MATERIAL SHOWN:
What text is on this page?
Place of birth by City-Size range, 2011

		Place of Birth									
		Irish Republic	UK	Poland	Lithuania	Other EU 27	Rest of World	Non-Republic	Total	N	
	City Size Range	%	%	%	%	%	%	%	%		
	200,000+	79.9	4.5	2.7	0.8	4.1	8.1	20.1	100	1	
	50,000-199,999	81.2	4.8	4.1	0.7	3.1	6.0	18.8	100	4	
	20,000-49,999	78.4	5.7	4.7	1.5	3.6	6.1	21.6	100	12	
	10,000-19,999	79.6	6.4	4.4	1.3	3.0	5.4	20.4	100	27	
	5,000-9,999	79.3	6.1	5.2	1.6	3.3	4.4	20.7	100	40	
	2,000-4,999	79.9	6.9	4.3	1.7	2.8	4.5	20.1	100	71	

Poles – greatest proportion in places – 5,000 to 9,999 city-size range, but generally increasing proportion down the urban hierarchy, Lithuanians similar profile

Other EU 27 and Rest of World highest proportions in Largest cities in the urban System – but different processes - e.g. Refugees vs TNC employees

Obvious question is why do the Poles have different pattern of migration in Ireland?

EXERCISE DESCRIPTION: Write down the number of lines where the word "urban" appears, and nothing further.

ANSWER TO THE TASK: 2